= Requirement =
Your task is to restate the data word for word.

= The data =
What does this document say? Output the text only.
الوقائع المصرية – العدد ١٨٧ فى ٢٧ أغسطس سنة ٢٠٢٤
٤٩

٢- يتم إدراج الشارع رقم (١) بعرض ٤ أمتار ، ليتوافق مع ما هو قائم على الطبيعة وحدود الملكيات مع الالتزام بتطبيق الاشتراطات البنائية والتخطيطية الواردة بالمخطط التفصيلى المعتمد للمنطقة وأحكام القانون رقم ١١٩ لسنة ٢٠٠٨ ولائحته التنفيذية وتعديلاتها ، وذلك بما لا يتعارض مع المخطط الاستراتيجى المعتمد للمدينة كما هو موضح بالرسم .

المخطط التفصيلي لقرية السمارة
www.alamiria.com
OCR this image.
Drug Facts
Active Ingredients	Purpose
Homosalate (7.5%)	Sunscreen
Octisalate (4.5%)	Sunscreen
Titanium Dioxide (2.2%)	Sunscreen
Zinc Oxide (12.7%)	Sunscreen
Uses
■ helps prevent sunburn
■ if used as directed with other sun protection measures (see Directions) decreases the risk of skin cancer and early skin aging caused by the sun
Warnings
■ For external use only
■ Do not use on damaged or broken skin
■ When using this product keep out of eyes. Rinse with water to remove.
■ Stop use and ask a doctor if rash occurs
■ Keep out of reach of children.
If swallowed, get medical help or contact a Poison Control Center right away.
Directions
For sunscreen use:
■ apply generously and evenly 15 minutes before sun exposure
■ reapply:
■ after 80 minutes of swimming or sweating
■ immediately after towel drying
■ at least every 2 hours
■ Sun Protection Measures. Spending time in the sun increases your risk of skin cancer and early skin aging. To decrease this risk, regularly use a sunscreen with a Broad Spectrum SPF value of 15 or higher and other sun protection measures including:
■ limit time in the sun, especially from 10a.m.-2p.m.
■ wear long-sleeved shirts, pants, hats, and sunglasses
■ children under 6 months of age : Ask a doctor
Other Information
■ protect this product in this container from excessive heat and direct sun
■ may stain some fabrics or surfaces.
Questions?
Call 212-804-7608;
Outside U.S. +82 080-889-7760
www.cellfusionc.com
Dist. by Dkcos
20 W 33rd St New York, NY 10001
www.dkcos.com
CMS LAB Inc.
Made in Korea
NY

= Answer to this exercise =
What does this document say? Output the text only.
الوقائع المصرية – العدد ١٨٧ فى ٢٧ أغسطس سنة ٢٠٢٤
٤٩

٢- يتم إدراج الشارع رقم (١) بعرض ٤ أمتار ، ليتوافق مع ما هو قائم على الطبيعة وحدود الملكيات مع الالتزام بتطبيق الاشتراطات البنائية والتخطيطية الواردة بالمخطط التفصيلى المعتمد للمنطقة وأحكام القانون رقم ١١٩ لسنة ٢٠٠٨ ولائحته التنفيذية وتعديلاتها ، وذلك بما لا يتعارض مع المخطط الاستراتيجى المعتمد للمدينة كما هو موضح بالرسم .

المخطط التفصيلي لقرية السمارة
www.alamiria.com
OCR this image.
Drug Facts
Active Ingredients	Purpose
Homosalate (7.5%)	Sunscreen
Octisalate (4.5%)	Sunscreen
Titanium Dioxide (2.2%)	Sunscreen
Zinc Oxide (12.7%)	Sunscreen
Uses
■ helps prevent sunburn
■ if used as directed with other sun protection measures (see Directions) decreases the risk of skin cancer and early skin aging caused by the sun
Warnings
■ For external use only
■ Do not use on damaged or broken skin
■ When using this product keep out of eyes. Rinse with water to remove.
■ Stop use and ask a doctor if rash occurs
■ Keep out of reach of children.
If swallowed, get medical help or contact a Poison Control Center right away.
Directions
For sunscreen use:
■ apply generously and evenly 15 minutes before sun exposure
■ reapply:
■ after 80 minutes of swimming or sweating
■ immediately after towel drying
■ at least every 2 hours
■ Sun Protection Measures. Spending time in the sun increases your risk of skin cancer and early skin aging. To decrease this risk, regularly use a sunscreen with a Broad Spectrum SPF value of 15 or higher and other sun protection measures including:
■ limit time in the sun, especially from 10a.m.-2p.m.
■ wear long-sleeved shirts, pants, hats, and sunglasses
■ children under 6 months of age : Ask a doctor
Other Information
■ protect this product in this container from excessive heat and direct sun
■ may stain some fabrics or surfaces.
Questions?
Call 212-804-7608;
Outside U.S. +82 080-889-7760
www.cellfusionc.com
Dist. by Dkcos
20 W 33rd St New York, NY 10001
www.dkcos.com
CMS LAB Inc.
Made in Korea
NY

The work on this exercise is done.